### Written task
Write out all of the entries exactly, please.

Collected data
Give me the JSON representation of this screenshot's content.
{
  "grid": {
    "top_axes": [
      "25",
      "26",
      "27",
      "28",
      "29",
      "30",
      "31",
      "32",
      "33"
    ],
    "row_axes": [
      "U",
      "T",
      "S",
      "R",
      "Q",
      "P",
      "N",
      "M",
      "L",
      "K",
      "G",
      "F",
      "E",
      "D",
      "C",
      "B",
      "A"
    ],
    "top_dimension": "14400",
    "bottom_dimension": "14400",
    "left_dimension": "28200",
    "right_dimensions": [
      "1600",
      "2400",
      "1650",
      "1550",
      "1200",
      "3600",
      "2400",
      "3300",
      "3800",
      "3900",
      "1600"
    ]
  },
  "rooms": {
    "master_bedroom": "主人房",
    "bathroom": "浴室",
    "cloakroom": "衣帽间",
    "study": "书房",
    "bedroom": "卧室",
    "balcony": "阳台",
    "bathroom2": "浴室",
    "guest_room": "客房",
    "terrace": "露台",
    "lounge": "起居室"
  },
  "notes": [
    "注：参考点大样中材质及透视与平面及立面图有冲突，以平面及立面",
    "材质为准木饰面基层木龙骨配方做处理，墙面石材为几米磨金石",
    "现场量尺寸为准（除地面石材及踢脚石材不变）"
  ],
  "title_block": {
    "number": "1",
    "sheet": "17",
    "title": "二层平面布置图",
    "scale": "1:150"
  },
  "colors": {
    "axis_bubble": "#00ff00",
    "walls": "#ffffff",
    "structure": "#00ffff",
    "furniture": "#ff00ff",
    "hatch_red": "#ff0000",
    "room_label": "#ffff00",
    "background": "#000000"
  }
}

### Completed task
Give me the JSON representation of this screenshot's content.
{
  "grid": {
    "top_axes": [
      "25",
      "26",
      "27",
      "28",
      "29",
      "30",
      "31",
      "32",
      "33"
    ],
    "row_axes": [
      "U",
      "T",
      "S",
      "R",
      "Q",
      "P",
      "N",
      "M",
      "L",
      "K",
      "G",
      "F",
      "E",
      "D",
      "C",
      "B",
      "A"
    ],
    "top_dimension": "14400",
    "bottom_dimension": "14400",
    "left_dimension": "28200",
    "right_dimensions": [
      "1600",
      "2400",
      "1650",
      "1550",
      "1200",
      "3600",
      "2400",
      "3300",
      "3800",
      "3900",
      "1600"
    ]
  },
  "rooms": {
    "master_bedroom": "主人房",
    "bathroom": "浴室",
    "cloakroom": "衣帽间",
    "study": "书房",
    "bedroom": "卧室",
    "balcony": "阳台",
    "bathroom2": "浴室",
    "guest_room": "客房",
    "terrace": "露台",
    "lounge": "起居室"
  },
  "notes": [
    "注：参考点大样中材质及透视与平面及立面图有冲突，以平面及立面",
    "材质为准木饰面基层木龙骨配方做处理，墙面石材为几米磨金石",
    "现场量尺寸为准（除地面石材及踢脚石材不变）"
  ],
  "title_block": {
    "number": "1",
    "sheet": "17",
    "title": "二层平面布置图",
    "scale": "1:150"
  },
  "colors": {
    "axis_bubble": "#00ff00",
    "walls": "#ffffff",
    "structure": "#00ffff",
    "furniture": "#ff00ff",
    "hatch_red": "#ff0000",
    "room_label": "#ffff00",
    "background": "#000000"
  }
}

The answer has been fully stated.